Copy out the listing that follows, exact in every word, and skip the images.
Start PROVIDED MATERIAL
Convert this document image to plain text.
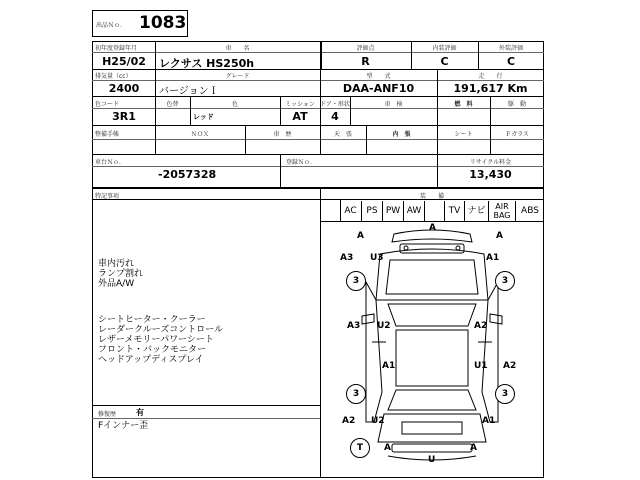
出品Ｎｏ． 1083
初年度登録年月
H25/02
車　　名
レクサス HS250h
評価点
R
内装評価
C
外装評価
C
排気量（cc）
2400
グレード
バージョンＩ
型　　式
DAA-ANF10
走　　行
191,617 Km
色コード
3R1
色替	色
レッド
ミッション
AT
ドア・形状
4
車　検	燃　料	駆　動
整備手帳	ＮＯＸ	車　歴	天　張	内　張	シート	Ｆガラス
車台Ｎｏ．
-2057328
登録Ｎｏ．	リサイクル料金
13,430
特記事項	装　　備
AC	PS PW AW	TV ナビ	AIR BAG	ABS
車内汚れ
ランプ割れ
外品A/W
シートヒーター・クーラー
レーダークルーズコントロール
レザーメモリーパワーシート
フロント・バックモニター
ヘッドアップディスプレイ
修復歴 有
Fインナー歪
A
A	A
A3 U3	A1
3	3
A3 U2	A2
A1	U1 A2
3	3
A2 U2	A1
T	A	A
U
End PROVIDED MATERIAL
• RESULT BELOW:
Convert this document image to plain text.
出品Ｎｏ． 1083
初年度登録年月
H25/02
車　　名
レクサス HS250h
評価点
R
内装評価
C
外装評価
C
排気量（cc）
2400
グレード
バージョンＩ
型　　式
DAA-ANF10
走　　行
191,617 Km
色コード
3R1
色替	色
レッド
ミッション
AT
ドア・形状
4
車　検	燃　料	駆　動
整備手帳	ＮＯＸ	車　歴	天　張	内　張	シート	Ｆガラス
車台Ｎｏ．
-2057328
登録Ｎｏ．	リサイクル料金
13,430
特記事項	装　　備
AC	PS PW AW	TV ナビ	AIR BAG	ABS
車内汚れ
ランプ割れ
外品A/W
シートヒーター・クーラー
レーダークルーズコントロール
レザーメモリーパワーシート
フロント・バックモニター
ヘッドアップディスプレイ
修復歴 有
Fインナー歪
A
A	A
A3 U3	A1
3	3
A3 U2	A2
A1	U1 A2
3	3
A2 U2	A1
T	A	A
U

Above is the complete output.